Records from a dataset:
--- Begin ---

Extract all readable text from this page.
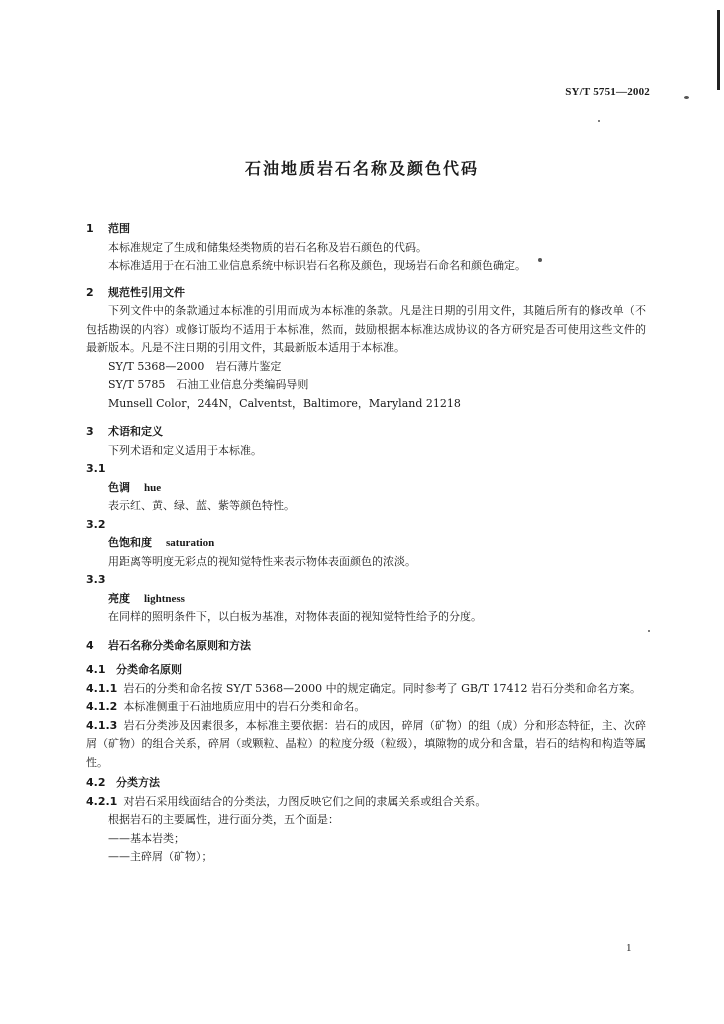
SY/T 5751—2002
石油地质岩石名称及颜色代码

1 范围

本标准规定了生成和储集烃类物质的岩石名称及岩石颜色的代码。

本标准适用于在石油工业信息系统中标识岩石名称及颜色，现场岩石命名和颜色确定。

2 规范性引用文件

下列文件中的条款通过本标准的引用而成为本标准的条款。凡是注日期的引用文件，其随后所有的修改单（不包括勘误的内容）或修订版均不适用于本标准，然而，鼓励根据本标准达成协议的各方研究是否可使用这些文件的最新版本。凡是不注日期的引用文件，其最新版本适用于本标准。

SY/T 5368—2000　岩石薄片鉴定

SY/T 5785　石油工业信息分类编码导则

Munsell Color，244N，Calventst，Baltimore，Maryland 21218

3 术语和定义

下列术语和定义适用于本标准。

3.1

色调 hue

表示红、黄、绿、蓝、紫等颜色特性。

3.2

色饱和度 saturation

用距离等明度无彩点的视知觉特性来表示物体表面颜色的浓淡。

3.3

亮度 lightness

在同样的照明条件下，以白板为基准，对物体表面的视知觉特性给予的分度。

4 岩石名称分类命名原则和方法

4.1 分类命名原则

4.1.1 岩石的分类和命名按 SY/T 5368—2000 中的规定确定。同时参考了 GB/T 17412 岩石分类和命名方案。

4.1.2 本标准侧重于石油地质应用中的岩石分类和命名。

4.1.3 岩石分类涉及因素很多，本标准主要依据：岩石的成因，碎屑（矿物）的组（成）分和形态特征，主、次碎屑（矿物）的组合关系，碎屑（或颗粒、晶粒）的粒度分级（粒级），填隙物的成分和含量，岩石的结构和构造等属性。

4.2 分类方法

4.2.1 对岩石采用线面结合的分类法，力图反映它们之间的隶属关系或组合关系。

根据岩石的主要属性，进行面分类，五个面是：

——基本岩类；

——主碎屑（矿物）；

1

--- End ---

What needs to be done → Nothing in the entries above should change when they are printed again, except that the pictures are dropped.

Solution for this problem →
Extract all readable text from this page.
SY/T 5751—2002
石油地质岩石名称及颜色代码

1 范围

本标准规定了生成和储集烃类物质的岩石名称及岩石颜色的代码。

本标准适用于在石油工业信息系统中标识岩石名称及颜色，现场岩石命名和颜色确定。

2 规范性引用文件

下列文件中的条款通过本标准的引用而成为本标准的条款。凡是注日期的引用文件，其随后所有的修改单（不包括勘误的内容）或修订版均不适用于本标准，然而，鼓励根据本标准达成协议的各方研究是否可使用这些文件的最新版本。凡是不注日期的引用文件，其最新版本适用于本标准。

SY/T 5368—2000　岩石薄片鉴定

SY/T 5785　石油工业信息分类编码导则

Munsell Color，244N，Calventst，Baltimore，Maryland 21218

3 术语和定义

下列术语和定义适用于本标准。

3.1

色调 hue

表示红、黄、绿、蓝、紫等颜色特性。

3.2

色饱和度 saturation

用距离等明度无彩点的视知觉特性来表示物体表面颜色的浓淡。

3.3

亮度 lightness

在同样的照明条件下，以白板为基准，对物体表面的视知觉特性给予的分度。

4 岩石名称分类命名原则和方法

4.1 分类命名原则

4.1.1 岩石的分类和命名按 SY/T 5368—2000 中的规定确定。同时参考了 GB/T 17412 岩石分类和命名方案。

4.1.2 本标准侧重于石油地质应用中的岩石分类和命名。

4.1.3 岩石分类涉及因素很多，本标准主要依据：岩石的成因，碎屑（矿物）的组（成）分和形态特征，主、次碎屑（矿物）的组合关系，碎屑（或颗粒、晶粒）的粒度分级（粒级），填隙物的成分和含量，岩石的结构和构造等属性。

4.2 分类方法

4.2.1 对岩石采用线面结合的分类法，力图反映它们之间的隶属关系或组合关系。

根据岩石的主要属性，进行面分类，五个面是：

——基本岩类；

——主碎屑（矿物）；

1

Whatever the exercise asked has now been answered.